WHAT YOU HAVE TO DO - Below are records. Copy every line with "Clusters" in it.

[Figure collection entries]
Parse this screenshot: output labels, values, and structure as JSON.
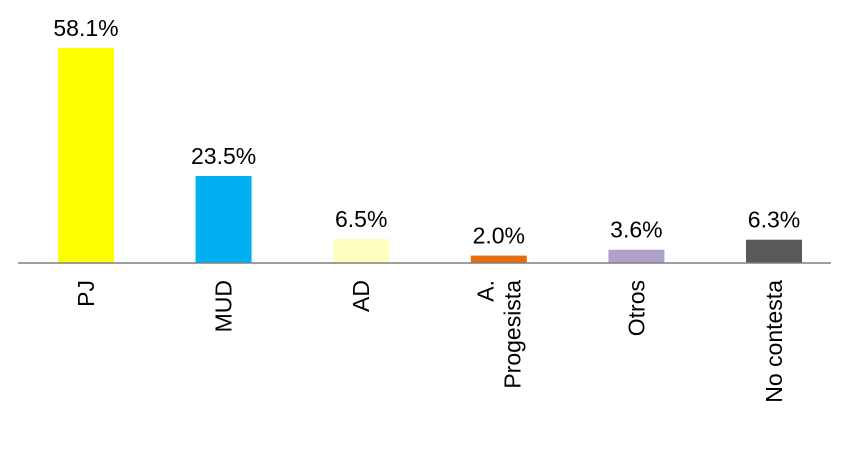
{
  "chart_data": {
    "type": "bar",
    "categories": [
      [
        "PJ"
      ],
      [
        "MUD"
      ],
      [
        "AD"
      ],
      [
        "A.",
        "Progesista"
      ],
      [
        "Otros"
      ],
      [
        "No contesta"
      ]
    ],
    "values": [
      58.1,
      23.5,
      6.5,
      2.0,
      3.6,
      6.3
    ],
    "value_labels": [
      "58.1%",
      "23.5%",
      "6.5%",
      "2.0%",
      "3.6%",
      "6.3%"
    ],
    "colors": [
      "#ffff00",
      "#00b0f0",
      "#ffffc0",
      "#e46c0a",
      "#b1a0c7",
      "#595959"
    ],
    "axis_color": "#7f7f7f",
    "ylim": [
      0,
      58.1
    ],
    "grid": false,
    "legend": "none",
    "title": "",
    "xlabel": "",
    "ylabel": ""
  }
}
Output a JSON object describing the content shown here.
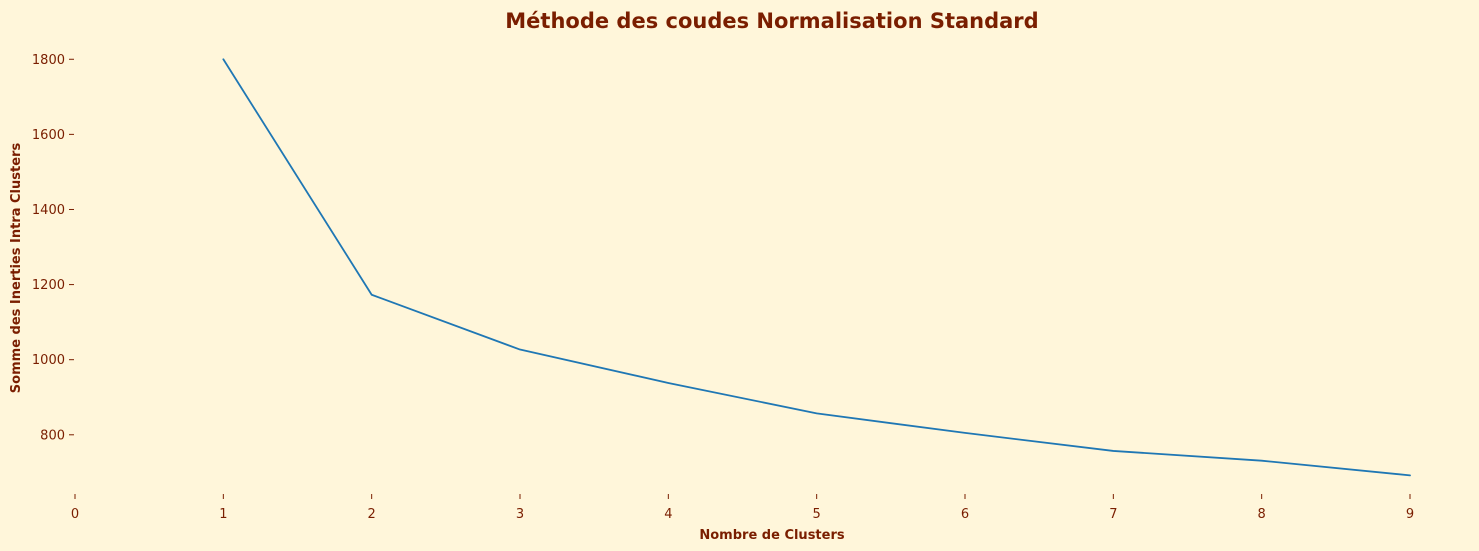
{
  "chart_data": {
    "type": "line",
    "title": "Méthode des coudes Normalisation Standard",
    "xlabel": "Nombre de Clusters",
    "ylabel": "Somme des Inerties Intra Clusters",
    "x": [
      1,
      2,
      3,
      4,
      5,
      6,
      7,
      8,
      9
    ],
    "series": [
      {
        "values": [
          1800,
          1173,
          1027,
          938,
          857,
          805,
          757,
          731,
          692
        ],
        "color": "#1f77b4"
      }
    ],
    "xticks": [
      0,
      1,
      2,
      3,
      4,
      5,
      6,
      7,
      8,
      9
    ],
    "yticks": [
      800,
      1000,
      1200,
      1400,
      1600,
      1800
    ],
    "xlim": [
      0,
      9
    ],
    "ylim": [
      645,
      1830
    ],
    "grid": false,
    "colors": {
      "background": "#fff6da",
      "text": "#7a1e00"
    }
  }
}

--

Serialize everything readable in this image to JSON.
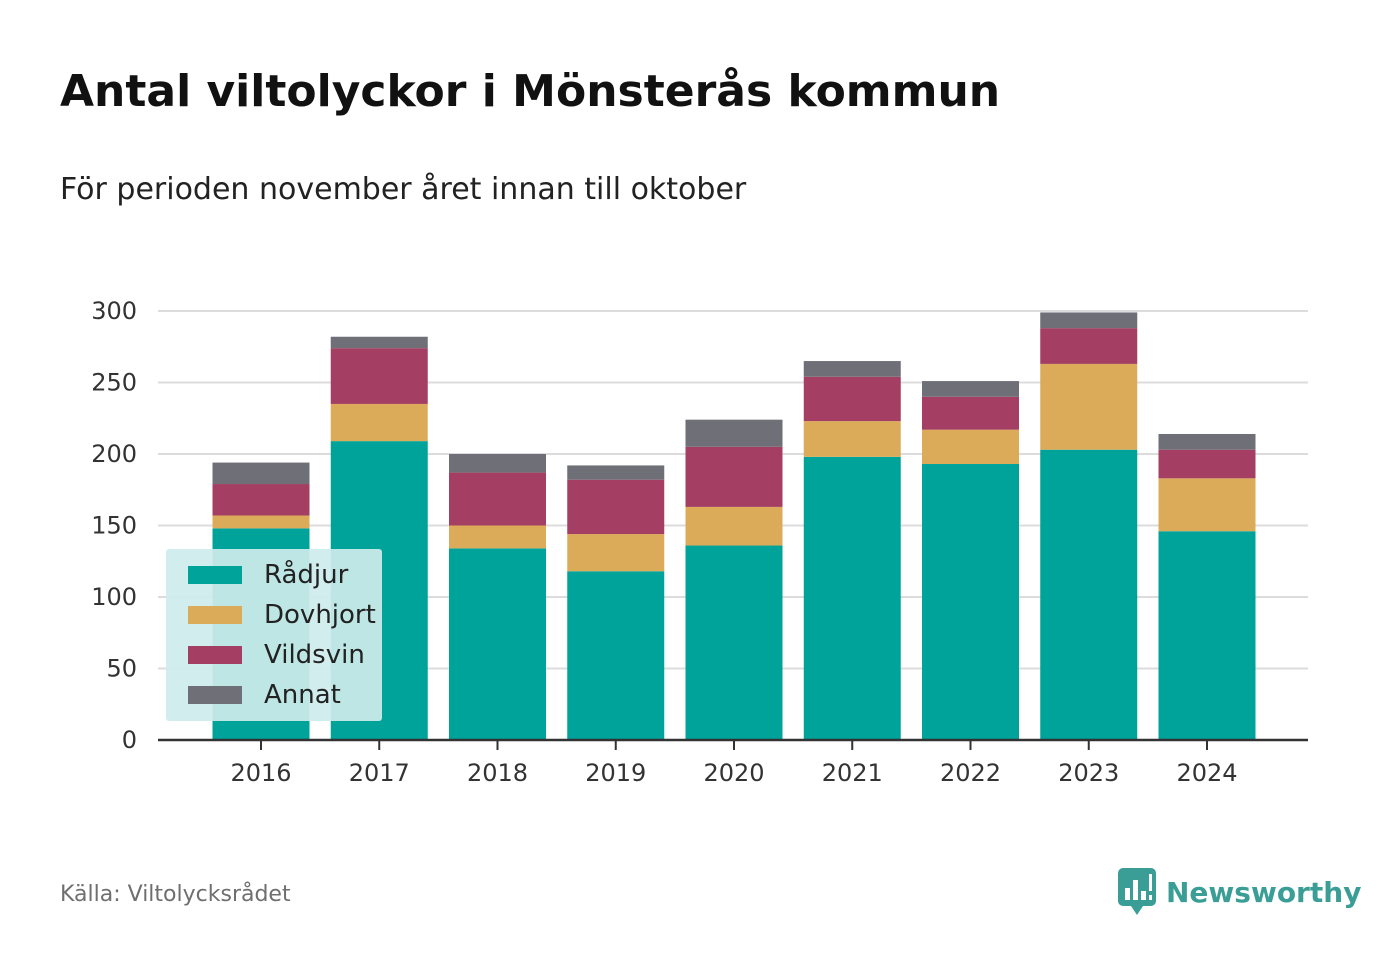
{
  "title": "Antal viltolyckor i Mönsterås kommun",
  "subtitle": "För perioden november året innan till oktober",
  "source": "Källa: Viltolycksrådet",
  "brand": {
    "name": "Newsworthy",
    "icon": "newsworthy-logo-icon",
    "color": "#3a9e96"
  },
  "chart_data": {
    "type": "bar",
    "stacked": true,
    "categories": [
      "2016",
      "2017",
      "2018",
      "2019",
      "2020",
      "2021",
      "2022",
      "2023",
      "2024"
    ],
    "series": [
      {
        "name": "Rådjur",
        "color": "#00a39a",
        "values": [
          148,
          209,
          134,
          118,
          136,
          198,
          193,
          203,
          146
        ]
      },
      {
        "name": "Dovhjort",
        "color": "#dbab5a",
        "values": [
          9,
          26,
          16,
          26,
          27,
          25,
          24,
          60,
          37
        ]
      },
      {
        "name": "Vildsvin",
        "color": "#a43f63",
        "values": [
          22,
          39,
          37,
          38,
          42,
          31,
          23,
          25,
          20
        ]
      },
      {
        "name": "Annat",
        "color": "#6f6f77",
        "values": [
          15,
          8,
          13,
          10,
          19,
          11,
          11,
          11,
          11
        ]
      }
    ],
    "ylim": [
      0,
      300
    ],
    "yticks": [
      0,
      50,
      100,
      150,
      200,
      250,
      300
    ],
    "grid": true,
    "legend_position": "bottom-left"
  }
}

WORKED ANSWER -
    "xlabel": "Nombre de Clusters",
    "ylabel": "Somme des Inerties Intra Clusters",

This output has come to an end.